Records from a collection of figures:
□ □ □ □ □ □ □

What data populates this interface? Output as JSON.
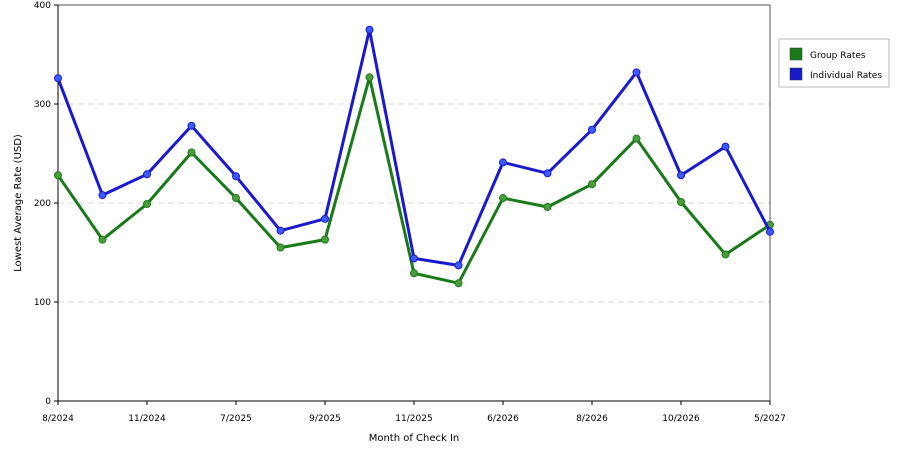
{
  "chart_data": {
    "type": "line",
    "title": "",
    "xlabel": "Month of Check In",
    "ylabel": "Lowest Average Rate (USD)",
    "ylim": [
      0,
      400
    ],
    "yticks": [
      "0",
      "100",
      "200",
      "300",
      "400"
    ],
    "grid": "horizontal dashed",
    "legend_position": "top-right",
    "categories": [
      "8/2024",
      "",
      "11/2024",
      "",
      "7/2025",
      "",
      "9/2025",
      "",
      "11/2025",
      "",
      "6/2026",
      "",
      "8/2026",
      "",
      "10/2026",
      "",
      "5/2027"
    ],
    "series": [
      {
        "name": "Group Rates",
        "color": "#1a7a1a",
        "values": [
          228,
          163,
          199,
          251,
          205,
          155,
          163,
          327,
          129,
          119,
          205,
          196,
          219,
          265,
          201,
          148,
          178
        ]
      },
      {
        "name": "Individual Rates",
        "color": "#1a1acc",
        "values": [
          326,
          208,
          229,
          278,
          227,
          172,
          184,
          375,
          144,
          137,
          241,
          230,
          274,
          332,
          228,
          257,
          171
        ]
      }
    ]
  }
}
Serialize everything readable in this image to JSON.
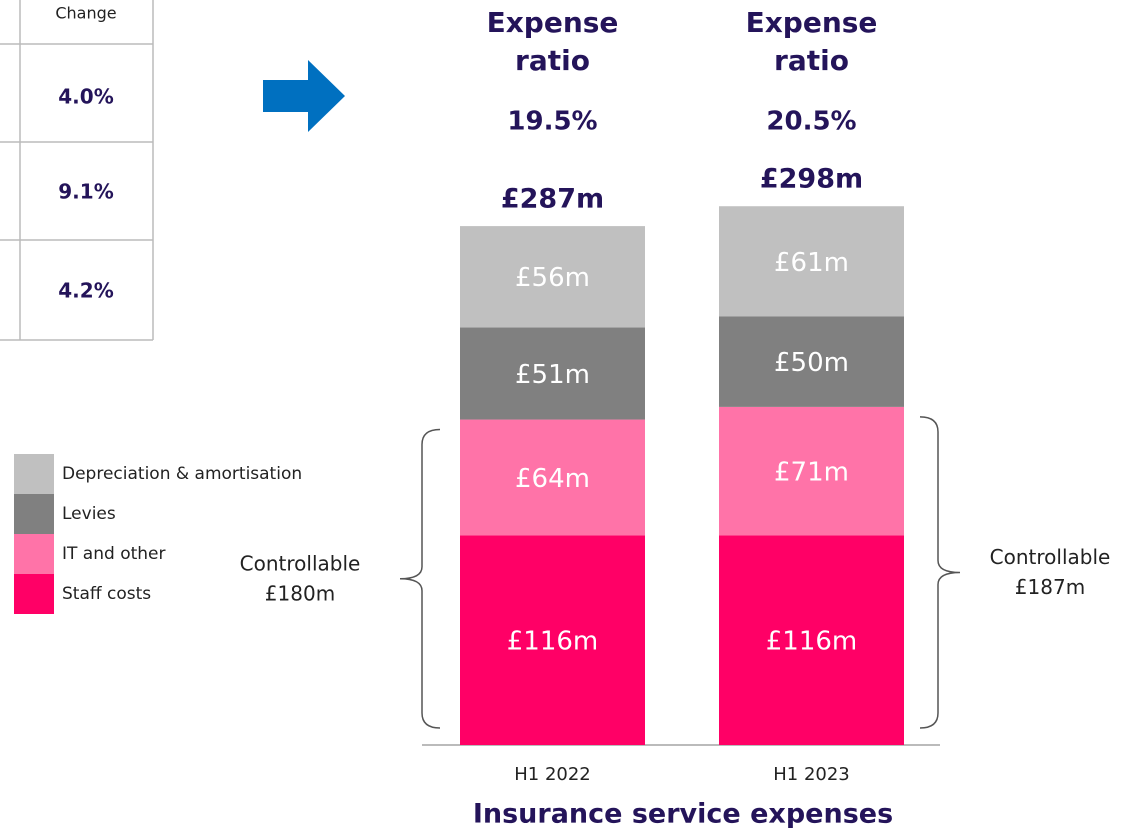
{
  "table": {
    "header": [
      "Change"
    ],
    "rows": [
      [
        "4.0%"
      ],
      [
        "9.1%"
      ],
      [
        "4.2%"
      ]
    ]
  },
  "chart_data": {
    "type": "stacked_bar",
    "title": "Insurance service expenses",
    "categories": [
      "H1 2022",
      "H1 2023"
    ],
    "series": [
      {
        "name": "Staff costs",
        "color": "#ff0066",
        "values": [
          116,
          116
        ],
        "value_labels": [
          "£116m",
          "£116m"
        ]
      },
      {
        "name": "IT and other",
        "color": "#ff73a8",
        "values": [
          64,
          71
        ],
        "value_labels": [
          "£64m",
          "£71m"
        ]
      },
      {
        "name": "Levies",
        "color": "#808080",
        "values": [
          51,
          50
        ],
        "value_labels": [
          "£51m",
          "£50m"
        ]
      },
      {
        "name": "Depreciation & amortisation",
        "color": "#c0c0c0",
        "values": [
          56,
          61
        ],
        "value_labels": [
          "£56m",
          "£61m"
        ]
      }
    ],
    "totals": {
      "values": [
        287,
        298
      ],
      "value_labels": [
        "£287m",
        "£298m"
      ]
    },
    "ratio_title": "Expense ratio",
    "expense_ratios": {
      "values": [
        19.5,
        20.5
      ],
      "value_labels": [
        "19.5%",
        "20.5%"
      ]
    },
    "controllable": {
      "label": "Controllable",
      "values": [
        180,
        187
      ],
      "value_labels": [
        "£180m",
        "£187m"
      ]
    }
  }
}
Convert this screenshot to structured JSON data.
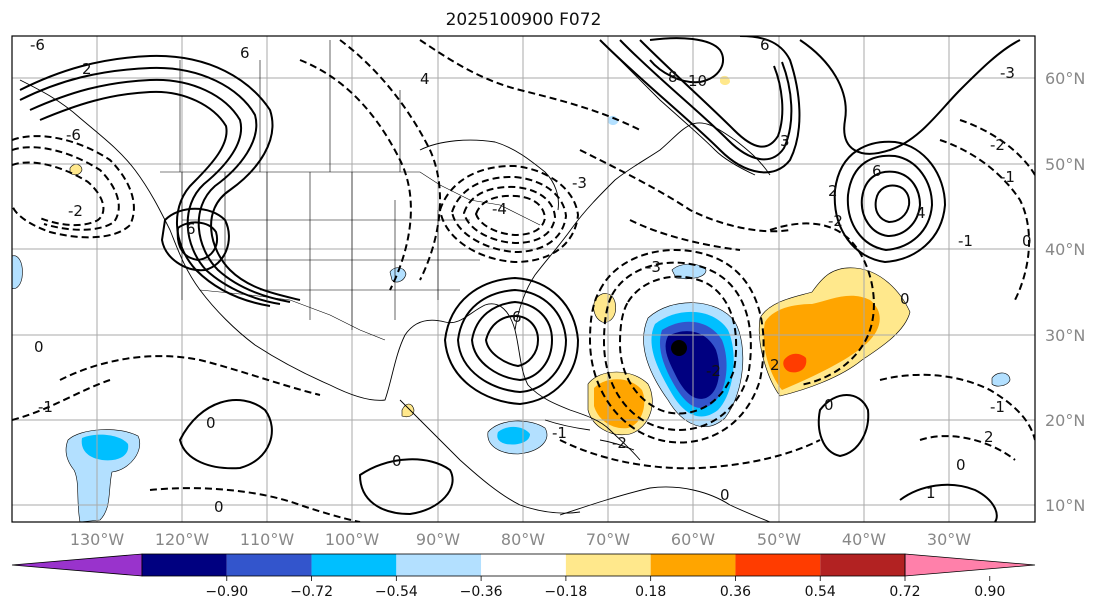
{
  "title": "2025100900 F072",
  "map": {
    "lon_range": [
      -140,
      -20
    ],
    "lat_range": [
      8,
      65
    ],
    "lon_ticks": [
      "130°W",
      "120°W",
      "110°W",
      "100°W",
      "90°W",
      "80°W",
      "70°W",
      "60°W",
      "50°W",
      "40°W",
      "30°W"
    ],
    "lat_ticks": [
      "10°N",
      "20°N",
      "30°N",
      "40°N",
      "50°N",
      "60°N"
    ],
    "gridlines": true,
    "contour_labels": [
      "-6",
      "2",
      "-6",
      "4",
      "6",
      "-2",
      "6",
      "6",
      "-4",
      "-3",
      "-2",
      "6",
      "8",
      "10",
      "3",
      "-3",
      "2",
      "4",
      "6",
      "0",
      "-3",
      "2",
      "-2",
      "-1",
      "0",
      "-1",
      "2",
      "-2",
      "0",
      "0",
      "1",
      "-1",
      "-1",
      "0",
      "0",
      "-1",
      "0",
      "0",
      "-2",
      "0"
    ]
  },
  "colorbar": {
    "ticks": [
      "−0.90",
      "−0.72",
      "−0.54",
      "−0.36",
      "−0.18",
      "0.18",
      "0.36",
      "0.54",
      "0.72",
      "0.90"
    ],
    "colors": [
      "#9933cc",
      "#000080",
      "#3355cc",
      "#00bfff",
      "#b3e0ff",
      "#ffffff",
      "#ffe88c",
      "#ffa500",
      "#ff3c00",
      "#b22222",
      "#ff80aa"
    ]
  }
}
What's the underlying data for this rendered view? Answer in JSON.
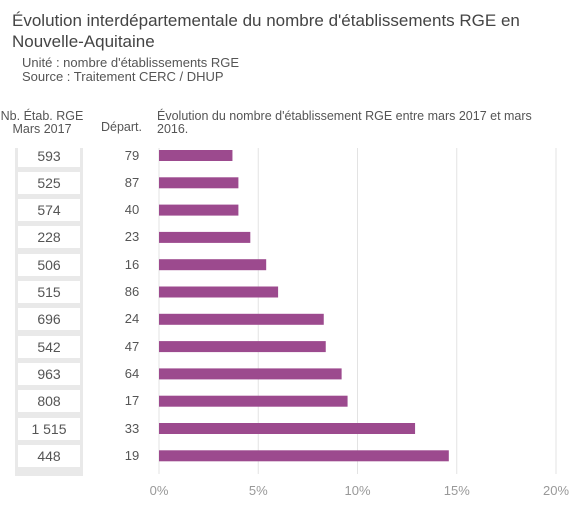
{
  "header": {
    "title": "Évolution interdépartementale du nombre d'établissements RGE en Nouvelle-Aquitaine",
    "unit": "Unité : nombre d'établissements RGE",
    "source": "Source : Traitement CERC / DHUP"
  },
  "columns": {
    "count_header": "Nb. Étab. RGE Mars 2017",
    "dept_header": "Départ.",
    "evolution_header": "Évolution du nombre d'établissement RGE entre mars 2017 et mars 2016."
  },
  "colors": {
    "bar": "#9c4a8e",
    "grid": "#e3e3e3"
  },
  "chart_data": {
    "type": "bar",
    "orientation": "horizontal",
    "categories": [
      "79",
      "87",
      "40",
      "23",
      "16",
      "86",
      "24",
      "47",
      "64",
      "17",
      "33",
      "19"
    ],
    "counts": [
      "593",
      "525",
      "574",
      "228",
      "506",
      "515",
      "696",
      "542",
      "963",
      "808",
      "1 515",
      "448"
    ],
    "values": [
      3.7,
      4.0,
      4.0,
      4.6,
      5.4,
      6.0,
      8.3,
      8.4,
      9.2,
      9.5,
      12.9,
      14.6
    ],
    "xlim": [
      0,
      20
    ],
    "xticks": [
      0,
      5,
      10,
      15,
      20
    ],
    "xtick_labels": [
      "0%",
      "5%",
      "10%",
      "15%",
      "20%"
    ],
    "grid": true
  }
}
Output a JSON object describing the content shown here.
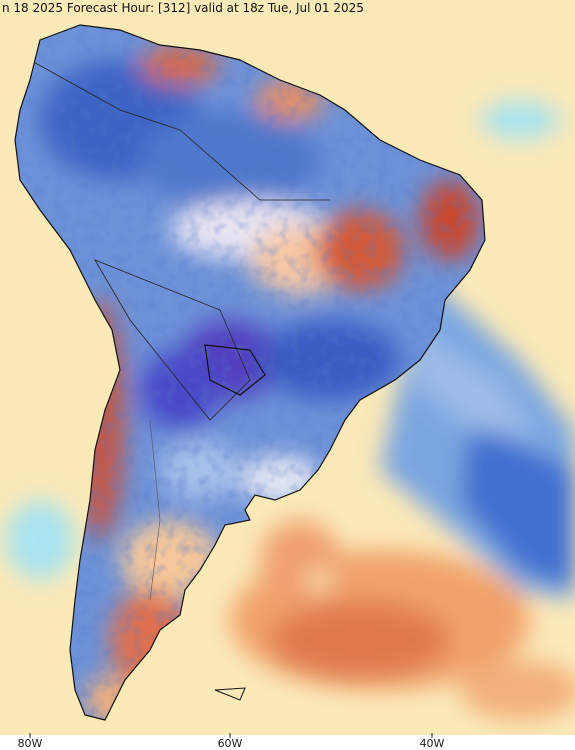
{
  "header": {
    "title": "n 18 2025   Forecast Hour: [312]   valid at 18z Tue, Jul 01 2025"
  },
  "longitude_labels": [
    "80W",
    "60W",
    "40W"
  ]
}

□ □ □ □ □ □ □

Do this:
Identify all lines in the records above with the word "What".

Response to the exercise:
What data populates this interface? Output as JSON.
What's the underlying data for this rendered view? Answer in JSON.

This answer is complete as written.